§ Dataset extract:
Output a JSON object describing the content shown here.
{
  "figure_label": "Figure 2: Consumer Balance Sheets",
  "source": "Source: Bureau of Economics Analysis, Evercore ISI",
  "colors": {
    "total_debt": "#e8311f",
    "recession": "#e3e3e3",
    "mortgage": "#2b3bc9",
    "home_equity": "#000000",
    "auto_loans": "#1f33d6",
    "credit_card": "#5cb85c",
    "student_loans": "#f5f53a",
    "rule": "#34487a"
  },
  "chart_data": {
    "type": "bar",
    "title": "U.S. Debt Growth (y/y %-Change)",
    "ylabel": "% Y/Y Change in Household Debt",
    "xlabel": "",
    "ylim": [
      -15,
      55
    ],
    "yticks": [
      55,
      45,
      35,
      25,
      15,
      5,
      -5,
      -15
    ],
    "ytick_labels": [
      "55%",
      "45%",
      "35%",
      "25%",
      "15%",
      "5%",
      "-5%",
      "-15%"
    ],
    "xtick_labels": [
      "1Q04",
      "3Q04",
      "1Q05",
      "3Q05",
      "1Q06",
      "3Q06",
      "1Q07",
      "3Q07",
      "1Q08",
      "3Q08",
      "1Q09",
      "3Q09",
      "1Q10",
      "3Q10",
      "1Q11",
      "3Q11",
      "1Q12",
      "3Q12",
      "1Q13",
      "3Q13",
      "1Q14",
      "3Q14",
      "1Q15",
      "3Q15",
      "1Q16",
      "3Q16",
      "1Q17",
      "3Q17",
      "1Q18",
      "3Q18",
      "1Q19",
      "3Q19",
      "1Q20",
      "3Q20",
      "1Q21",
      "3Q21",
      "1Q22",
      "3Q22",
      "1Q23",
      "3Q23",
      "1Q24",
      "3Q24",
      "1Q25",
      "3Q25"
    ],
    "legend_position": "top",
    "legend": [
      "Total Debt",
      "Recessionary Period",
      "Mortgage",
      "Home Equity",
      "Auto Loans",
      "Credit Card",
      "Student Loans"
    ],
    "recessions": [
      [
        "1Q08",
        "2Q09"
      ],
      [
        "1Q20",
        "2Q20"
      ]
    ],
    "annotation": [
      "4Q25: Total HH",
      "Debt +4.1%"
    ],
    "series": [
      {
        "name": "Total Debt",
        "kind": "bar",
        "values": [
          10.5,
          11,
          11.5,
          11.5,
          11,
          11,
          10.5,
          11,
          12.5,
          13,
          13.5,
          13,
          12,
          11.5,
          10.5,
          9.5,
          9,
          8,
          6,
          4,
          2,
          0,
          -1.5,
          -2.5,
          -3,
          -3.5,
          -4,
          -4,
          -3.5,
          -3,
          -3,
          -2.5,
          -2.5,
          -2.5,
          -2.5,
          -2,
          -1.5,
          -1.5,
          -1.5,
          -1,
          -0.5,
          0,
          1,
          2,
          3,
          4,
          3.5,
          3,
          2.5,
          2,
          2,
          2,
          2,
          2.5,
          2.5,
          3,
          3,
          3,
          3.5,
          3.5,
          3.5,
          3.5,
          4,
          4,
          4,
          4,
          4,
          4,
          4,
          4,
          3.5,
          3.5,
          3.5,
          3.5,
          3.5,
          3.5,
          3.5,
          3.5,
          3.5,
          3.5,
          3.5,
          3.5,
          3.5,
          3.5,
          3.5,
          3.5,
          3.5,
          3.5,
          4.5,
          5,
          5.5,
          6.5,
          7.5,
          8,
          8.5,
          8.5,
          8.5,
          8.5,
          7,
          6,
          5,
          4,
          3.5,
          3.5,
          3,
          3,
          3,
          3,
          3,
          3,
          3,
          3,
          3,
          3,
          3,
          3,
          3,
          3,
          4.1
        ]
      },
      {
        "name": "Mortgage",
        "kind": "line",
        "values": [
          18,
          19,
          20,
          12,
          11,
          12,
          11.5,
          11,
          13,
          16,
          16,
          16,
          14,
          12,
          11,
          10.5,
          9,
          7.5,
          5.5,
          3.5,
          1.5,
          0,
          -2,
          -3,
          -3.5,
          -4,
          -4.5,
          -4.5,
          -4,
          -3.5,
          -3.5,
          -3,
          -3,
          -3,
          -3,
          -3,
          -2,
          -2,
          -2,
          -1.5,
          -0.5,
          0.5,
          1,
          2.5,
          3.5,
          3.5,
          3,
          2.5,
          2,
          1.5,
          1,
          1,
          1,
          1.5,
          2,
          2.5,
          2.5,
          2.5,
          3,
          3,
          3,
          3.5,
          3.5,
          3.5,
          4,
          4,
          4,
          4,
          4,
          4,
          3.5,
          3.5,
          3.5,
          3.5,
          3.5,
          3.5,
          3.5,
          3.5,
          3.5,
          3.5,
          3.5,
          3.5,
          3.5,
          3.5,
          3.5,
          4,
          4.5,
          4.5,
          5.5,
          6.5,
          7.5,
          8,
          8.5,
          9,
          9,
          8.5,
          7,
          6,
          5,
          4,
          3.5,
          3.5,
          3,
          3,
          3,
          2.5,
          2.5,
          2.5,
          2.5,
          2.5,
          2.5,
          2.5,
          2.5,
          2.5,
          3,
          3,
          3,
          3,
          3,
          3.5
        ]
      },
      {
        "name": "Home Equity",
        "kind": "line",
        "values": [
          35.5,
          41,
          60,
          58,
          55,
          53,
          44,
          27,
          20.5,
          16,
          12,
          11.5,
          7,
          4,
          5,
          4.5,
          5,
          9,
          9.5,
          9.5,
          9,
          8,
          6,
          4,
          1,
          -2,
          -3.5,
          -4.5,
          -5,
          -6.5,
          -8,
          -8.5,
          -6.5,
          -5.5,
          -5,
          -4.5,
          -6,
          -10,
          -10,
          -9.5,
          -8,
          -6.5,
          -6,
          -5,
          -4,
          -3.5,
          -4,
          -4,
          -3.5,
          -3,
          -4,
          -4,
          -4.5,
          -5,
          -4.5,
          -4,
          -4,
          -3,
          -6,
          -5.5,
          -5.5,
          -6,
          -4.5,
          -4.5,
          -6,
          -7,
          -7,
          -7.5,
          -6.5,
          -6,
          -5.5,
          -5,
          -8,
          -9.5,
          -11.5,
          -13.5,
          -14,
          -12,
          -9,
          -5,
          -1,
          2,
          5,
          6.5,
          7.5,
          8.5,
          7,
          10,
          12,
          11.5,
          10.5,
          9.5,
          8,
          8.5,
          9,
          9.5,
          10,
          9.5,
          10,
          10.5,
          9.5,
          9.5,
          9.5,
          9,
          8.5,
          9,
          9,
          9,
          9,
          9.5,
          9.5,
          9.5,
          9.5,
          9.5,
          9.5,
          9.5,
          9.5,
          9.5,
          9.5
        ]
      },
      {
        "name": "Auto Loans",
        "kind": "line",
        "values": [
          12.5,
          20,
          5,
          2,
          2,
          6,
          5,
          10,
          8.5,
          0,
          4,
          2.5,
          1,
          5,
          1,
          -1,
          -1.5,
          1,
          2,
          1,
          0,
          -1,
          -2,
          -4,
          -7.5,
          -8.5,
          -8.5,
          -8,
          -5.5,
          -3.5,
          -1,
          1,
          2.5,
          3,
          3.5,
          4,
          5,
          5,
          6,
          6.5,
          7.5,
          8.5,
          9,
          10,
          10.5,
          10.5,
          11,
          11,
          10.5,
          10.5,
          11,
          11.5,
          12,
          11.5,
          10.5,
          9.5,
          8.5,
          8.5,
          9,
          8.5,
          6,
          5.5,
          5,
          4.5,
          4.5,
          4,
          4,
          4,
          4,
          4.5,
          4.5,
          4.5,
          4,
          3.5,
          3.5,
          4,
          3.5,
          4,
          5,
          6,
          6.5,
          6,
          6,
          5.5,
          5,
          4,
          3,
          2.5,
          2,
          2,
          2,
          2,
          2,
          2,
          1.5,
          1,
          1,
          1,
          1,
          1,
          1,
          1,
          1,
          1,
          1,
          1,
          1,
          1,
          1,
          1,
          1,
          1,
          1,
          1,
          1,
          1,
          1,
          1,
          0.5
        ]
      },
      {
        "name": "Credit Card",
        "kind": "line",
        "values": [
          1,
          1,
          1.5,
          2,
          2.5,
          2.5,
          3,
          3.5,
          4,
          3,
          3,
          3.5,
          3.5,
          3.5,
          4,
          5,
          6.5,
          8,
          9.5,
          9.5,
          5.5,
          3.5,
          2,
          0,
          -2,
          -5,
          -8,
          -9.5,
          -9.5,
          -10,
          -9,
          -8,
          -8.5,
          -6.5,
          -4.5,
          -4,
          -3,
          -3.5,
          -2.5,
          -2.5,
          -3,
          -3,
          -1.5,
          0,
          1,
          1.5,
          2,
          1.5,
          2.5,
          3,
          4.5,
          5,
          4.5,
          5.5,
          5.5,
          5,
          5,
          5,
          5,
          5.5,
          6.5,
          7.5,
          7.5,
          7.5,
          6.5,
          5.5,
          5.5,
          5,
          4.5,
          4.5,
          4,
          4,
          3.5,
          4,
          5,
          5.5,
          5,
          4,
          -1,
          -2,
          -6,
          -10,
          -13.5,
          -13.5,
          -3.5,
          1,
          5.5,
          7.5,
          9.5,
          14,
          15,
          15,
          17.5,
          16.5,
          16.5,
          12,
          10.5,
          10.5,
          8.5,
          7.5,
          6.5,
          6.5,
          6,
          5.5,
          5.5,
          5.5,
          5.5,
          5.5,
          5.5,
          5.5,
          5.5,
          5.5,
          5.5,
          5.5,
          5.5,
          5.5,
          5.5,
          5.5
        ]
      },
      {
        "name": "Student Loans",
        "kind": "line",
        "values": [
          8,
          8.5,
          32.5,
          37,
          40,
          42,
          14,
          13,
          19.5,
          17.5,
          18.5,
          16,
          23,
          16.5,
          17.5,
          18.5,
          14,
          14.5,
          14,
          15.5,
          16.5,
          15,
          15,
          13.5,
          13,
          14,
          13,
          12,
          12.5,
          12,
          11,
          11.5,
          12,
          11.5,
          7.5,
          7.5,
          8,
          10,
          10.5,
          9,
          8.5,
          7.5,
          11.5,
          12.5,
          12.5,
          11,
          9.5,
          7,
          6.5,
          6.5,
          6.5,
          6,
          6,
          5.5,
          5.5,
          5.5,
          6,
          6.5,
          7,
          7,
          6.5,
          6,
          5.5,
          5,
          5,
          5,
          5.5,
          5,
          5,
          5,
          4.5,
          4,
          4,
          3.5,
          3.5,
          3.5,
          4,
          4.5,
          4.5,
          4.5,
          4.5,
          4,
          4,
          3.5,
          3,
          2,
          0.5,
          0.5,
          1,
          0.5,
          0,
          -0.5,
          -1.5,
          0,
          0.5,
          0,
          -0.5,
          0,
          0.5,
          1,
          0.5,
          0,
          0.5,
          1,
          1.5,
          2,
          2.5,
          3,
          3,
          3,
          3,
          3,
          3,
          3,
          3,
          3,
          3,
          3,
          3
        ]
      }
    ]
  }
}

§ Given task:
Among the entries above, identify all lines with "name" and copy them.

§ Expected answer:
        "name": "Total Debt",
        "name": "Mortgage",
        "name": "Home Equity",
        "name": "Auto Loans",
        "name": "Credit Card",
        "name": "Student Loans",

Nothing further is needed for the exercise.